Another background theories to the paper are the concept of "cognitive load" which refers to the
amount of mental effort required to process and understand information and decision making in
choice tasks. In explaining these, we follow expositions from Walser, R. et al; (2019).
Cognitive Load Theory, as proposed by Sweller (1988) and further developed by Paas et al. (2004),
suggests that mental effort is required when processing information, particularly in the context of
idea filtering. This theory suggests that cognitive load can be divided into three types: intrinsic,
germane, and extraneous. Intrinsic load, as described by Sweller, Ayres, & Kalyuga (2011), is the
cognitive effort required by the task of filtering ideas itself, and it can be influenced by factors
such as the total number of ideas to be processed and the individual's familiarity with the task.
Germane load, as described by Fu et al. (2017), is the effort required to process information and
store it in long-term memory, which can be improved through instructional guidance and prompts.
Extraneous load, as described by Fu et al. (2017), is the effort required to present information, and
it increases when the ideas are presented poorly or inadequately. In idea-filtering settings, as
highlighted by Misuraca & Teuscher (2013), intrinsic load can quickly become high, thus it is
important to consider how to present ideas in a manner that keeps cognitive load at manageable
levels to improve the filtering process.
The process of idea filtering, which involves selecting the most promising ideas from a larger pool,
is a complex decision-making process that requires judgment and risk management (Oman, Tumer,
Wood, & Seepersad, 2013). According to Einhorn and Hogarth (1981), the decision-making
process can be broken down into four subprocesses: information acquisition, evaluation, action,
and feedback/learning. In the information acquisition phase, individuals search for and store
information in their memory and in the external environment. They then use various search
strategies, such as maximization of expected value or elimination-by-aspects, to evaluate the
acquired information and make a final choice in the action phase. The feedback phase involves
learning through the decision experience.

## Request 1
Reproduce the passage on cognitive load and idea filtering word for word, covering everything from "Cognitive Load Theory, as" down to "with the task.".
The text and the records have nothing to do with each other.

## Material
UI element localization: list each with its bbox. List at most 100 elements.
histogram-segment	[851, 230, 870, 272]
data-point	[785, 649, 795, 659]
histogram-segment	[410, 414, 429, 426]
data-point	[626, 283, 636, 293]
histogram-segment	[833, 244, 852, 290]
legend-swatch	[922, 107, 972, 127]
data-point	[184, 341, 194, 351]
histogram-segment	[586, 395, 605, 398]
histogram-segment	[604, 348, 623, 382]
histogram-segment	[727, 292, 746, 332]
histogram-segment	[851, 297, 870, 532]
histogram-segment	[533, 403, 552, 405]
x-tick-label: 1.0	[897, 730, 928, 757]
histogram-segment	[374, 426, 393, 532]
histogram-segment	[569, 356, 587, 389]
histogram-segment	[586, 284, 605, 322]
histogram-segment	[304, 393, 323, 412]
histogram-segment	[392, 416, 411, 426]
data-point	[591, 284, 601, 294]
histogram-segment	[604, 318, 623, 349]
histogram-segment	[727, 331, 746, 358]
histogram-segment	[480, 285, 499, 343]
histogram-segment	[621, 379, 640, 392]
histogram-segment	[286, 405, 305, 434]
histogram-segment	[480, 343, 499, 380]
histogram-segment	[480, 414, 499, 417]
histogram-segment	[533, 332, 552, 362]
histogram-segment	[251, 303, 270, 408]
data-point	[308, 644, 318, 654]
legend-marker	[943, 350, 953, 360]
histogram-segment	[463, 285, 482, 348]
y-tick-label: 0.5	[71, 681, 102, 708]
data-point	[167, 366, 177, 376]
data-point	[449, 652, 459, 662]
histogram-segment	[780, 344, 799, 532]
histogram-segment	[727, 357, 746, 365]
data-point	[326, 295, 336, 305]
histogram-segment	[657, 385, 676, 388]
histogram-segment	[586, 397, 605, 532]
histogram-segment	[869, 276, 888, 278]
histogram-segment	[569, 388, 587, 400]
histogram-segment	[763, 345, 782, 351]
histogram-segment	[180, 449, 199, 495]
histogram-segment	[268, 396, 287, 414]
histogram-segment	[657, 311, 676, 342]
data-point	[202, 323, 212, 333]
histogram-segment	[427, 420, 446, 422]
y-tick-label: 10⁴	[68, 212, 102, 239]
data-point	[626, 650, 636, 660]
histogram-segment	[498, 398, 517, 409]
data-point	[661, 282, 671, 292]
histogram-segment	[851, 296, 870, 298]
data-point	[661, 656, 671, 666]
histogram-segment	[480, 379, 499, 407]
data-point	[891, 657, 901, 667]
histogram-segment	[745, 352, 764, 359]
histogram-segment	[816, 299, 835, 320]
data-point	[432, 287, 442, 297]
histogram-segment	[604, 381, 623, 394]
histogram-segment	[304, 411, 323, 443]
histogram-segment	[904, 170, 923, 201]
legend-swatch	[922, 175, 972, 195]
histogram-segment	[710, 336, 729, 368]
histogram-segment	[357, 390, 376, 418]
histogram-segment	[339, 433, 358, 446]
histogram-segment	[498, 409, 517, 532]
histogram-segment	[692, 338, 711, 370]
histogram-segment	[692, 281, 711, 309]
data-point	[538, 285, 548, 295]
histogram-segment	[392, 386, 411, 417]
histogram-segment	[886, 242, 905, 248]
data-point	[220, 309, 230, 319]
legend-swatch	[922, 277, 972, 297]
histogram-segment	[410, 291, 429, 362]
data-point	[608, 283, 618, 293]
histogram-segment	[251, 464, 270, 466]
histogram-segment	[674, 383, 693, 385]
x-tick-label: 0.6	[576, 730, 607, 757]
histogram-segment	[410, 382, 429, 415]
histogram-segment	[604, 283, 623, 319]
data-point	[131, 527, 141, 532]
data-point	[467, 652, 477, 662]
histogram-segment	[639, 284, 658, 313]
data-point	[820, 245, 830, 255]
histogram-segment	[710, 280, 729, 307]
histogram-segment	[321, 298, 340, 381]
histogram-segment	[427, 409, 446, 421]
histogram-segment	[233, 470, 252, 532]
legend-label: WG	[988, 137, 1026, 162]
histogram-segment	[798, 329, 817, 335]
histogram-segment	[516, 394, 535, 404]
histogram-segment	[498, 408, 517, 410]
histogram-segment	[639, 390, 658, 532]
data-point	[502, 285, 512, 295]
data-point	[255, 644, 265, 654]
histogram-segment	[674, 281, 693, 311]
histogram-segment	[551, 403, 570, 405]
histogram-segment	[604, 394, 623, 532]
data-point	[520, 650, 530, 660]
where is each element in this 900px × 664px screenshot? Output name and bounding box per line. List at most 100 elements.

--

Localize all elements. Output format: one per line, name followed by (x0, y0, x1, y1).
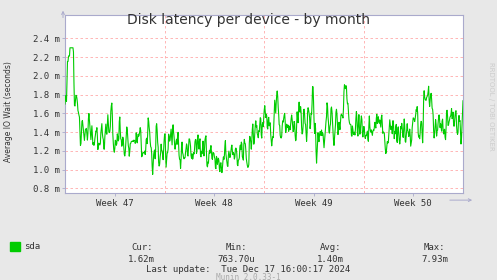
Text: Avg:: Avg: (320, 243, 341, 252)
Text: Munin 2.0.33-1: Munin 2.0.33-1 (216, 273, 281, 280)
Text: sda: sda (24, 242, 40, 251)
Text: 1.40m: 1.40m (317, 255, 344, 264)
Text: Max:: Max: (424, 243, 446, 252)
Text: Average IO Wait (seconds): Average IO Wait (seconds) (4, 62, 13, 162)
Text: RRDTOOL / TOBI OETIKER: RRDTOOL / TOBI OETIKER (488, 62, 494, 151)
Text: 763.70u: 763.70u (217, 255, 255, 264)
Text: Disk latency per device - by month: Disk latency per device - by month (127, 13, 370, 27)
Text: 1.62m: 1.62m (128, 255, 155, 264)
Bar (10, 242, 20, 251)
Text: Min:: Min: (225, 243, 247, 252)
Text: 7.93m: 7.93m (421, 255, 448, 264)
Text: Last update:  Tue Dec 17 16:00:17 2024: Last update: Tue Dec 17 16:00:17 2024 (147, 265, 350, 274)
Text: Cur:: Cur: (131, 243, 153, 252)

---

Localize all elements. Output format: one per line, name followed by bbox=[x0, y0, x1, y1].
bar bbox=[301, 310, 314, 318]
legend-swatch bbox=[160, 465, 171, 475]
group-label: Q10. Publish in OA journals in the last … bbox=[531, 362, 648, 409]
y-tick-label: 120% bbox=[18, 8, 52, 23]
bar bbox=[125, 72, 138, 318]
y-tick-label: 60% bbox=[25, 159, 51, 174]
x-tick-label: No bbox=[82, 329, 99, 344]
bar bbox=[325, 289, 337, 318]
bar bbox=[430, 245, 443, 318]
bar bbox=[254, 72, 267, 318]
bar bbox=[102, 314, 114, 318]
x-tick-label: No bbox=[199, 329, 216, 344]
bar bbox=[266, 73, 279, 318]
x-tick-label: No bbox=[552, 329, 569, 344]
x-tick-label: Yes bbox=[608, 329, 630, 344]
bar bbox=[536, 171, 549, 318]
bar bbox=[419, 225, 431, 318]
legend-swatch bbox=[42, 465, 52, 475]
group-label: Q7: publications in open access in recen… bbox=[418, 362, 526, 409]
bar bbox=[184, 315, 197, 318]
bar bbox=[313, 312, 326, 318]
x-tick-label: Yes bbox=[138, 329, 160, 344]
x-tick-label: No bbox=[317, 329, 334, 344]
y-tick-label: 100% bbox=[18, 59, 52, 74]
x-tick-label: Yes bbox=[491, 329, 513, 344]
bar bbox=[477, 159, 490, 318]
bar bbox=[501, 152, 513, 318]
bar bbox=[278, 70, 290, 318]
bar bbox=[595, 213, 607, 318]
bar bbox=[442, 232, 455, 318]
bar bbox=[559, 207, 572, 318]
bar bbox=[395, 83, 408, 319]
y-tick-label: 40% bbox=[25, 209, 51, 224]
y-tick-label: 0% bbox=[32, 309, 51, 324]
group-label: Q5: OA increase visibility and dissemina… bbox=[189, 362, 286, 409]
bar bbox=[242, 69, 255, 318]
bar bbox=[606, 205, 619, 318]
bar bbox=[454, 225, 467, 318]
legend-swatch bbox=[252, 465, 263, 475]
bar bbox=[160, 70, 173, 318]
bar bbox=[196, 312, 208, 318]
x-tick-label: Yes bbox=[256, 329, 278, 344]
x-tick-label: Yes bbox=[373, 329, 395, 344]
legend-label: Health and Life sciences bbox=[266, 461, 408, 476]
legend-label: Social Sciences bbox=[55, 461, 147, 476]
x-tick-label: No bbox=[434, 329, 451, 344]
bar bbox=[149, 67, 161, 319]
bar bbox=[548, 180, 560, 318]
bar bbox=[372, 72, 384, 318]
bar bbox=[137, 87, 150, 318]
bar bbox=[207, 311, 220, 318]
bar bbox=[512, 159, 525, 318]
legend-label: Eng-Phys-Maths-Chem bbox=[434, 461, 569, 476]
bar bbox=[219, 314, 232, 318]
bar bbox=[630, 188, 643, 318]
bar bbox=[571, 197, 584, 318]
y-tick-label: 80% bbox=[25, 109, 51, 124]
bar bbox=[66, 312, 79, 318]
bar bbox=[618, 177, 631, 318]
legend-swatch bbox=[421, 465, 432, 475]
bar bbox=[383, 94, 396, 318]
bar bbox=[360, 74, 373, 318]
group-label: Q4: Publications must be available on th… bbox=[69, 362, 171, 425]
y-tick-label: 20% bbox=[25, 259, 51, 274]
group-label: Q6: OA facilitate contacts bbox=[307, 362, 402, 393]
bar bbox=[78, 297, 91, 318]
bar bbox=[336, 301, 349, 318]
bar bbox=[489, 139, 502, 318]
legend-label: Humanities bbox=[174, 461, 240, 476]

## Request 2
Arrange the lines of the records as a JSON list of strings, one string per line and blank lines omitted. Cover everything from the line containing "UI element localization: list" down to the line containing "385, 676, 388]", both included.

## Written reply 1
Cognitive Load Theory, as proposed by Sweller (1988) and further developed by Paas et al. (2004),
suggests that mental effort is required when processing information, particularly in the context of
idea filtering. This theory suggests that cognitive load can be divided into three types: intrinsic,
germane, and extraneous. Intrinsic load, as described by Sweller, Ayres, & Kalyuga (2011), is the
cognitive effort required by the task of filtering ideas itself, and it can be influenced by factors
such as the total number of ideas to be processed and the individual's familiarity with the task.

## Written reply 2
[
  "UI element localization: list each with its bbox. List at most 100 elements.",
  "histogram-segment\t[851, 230, 870, 272]",
  "data-point\t[785, 649, 795, 659]",
  "histogram-segment\t[410, 414, 429, 426]",
  "data-point\t[626, 283, 636, 293]",
  "histogram-segment\t[833, 244, 852, 290]",
  "legend-swatch\t[922, 107, 972, 127]",
  "data-point\t[184, 341, 194, 351]",
  "histogram-segment\t[586, 395, 605, 398]",
  "histogram-segment\t[604, 348, 623, 382]",
  "histogram-segment\t[727, 292, 746, 332]",
  "histogram-segment\t[851, 297, 870, 532]",
  "histogram-segment\t[533, 403, 552, 405]",
  "x-tick-label: 1.0\t[897, 730, 928, 757]",
  "histogram-segment\t[374, 426, 393, 532]",
  "histogram-segment\t[569, 356, 587, 389]",
  "histogram-segment\t[586, 284, 605, 322]",
  "histogram-segment\t[304, 393, 323, 412]",
  "histogram-segment\t[392, 416, 411, 426]",
  "data-point\t[591, 284, 601, 294]",
  "histogram-segment\t[604, 318, 623, 349]",
  "histogram-segment\t[727, 331, 746, 358]",
  "histogram-segment\t[480, 285, 499, 343]",
  "histogram-segment\t[621, 379, 640, 392]",
  "histogram-segment\t[286, 405, 305, 434]",
  "histogram-segment\t[480, 343, 499, 380]",
  "histogram-segment\t[480, 414, 499, 417]",
  "histogram-segment\t[533, 332, 552, 362]",
  "histogram-segment\t[251, 303, 270, 408]",
  "data-point\t[308, 644, 318, 654]",
  "legend-marker\t[943, 350, 953, 360]",
  "histogram-segment\t[463, 285, 482, 348]",
  "y-tick-label: 0.5\t[71, 681, 102, 708]",
  "data-point\t[167, 366, 177, 376]",
  "data-point\t[449, 652, 459, 662]",
  "histogram-segment\t[780, 344, 799, 532]",
  "histogram-segment\t[727, 357, 746, 365]",
  "data-point\t[326, 295, 336, 305]",
  "histogram-segment\t[657, 385, 676, 388]"
]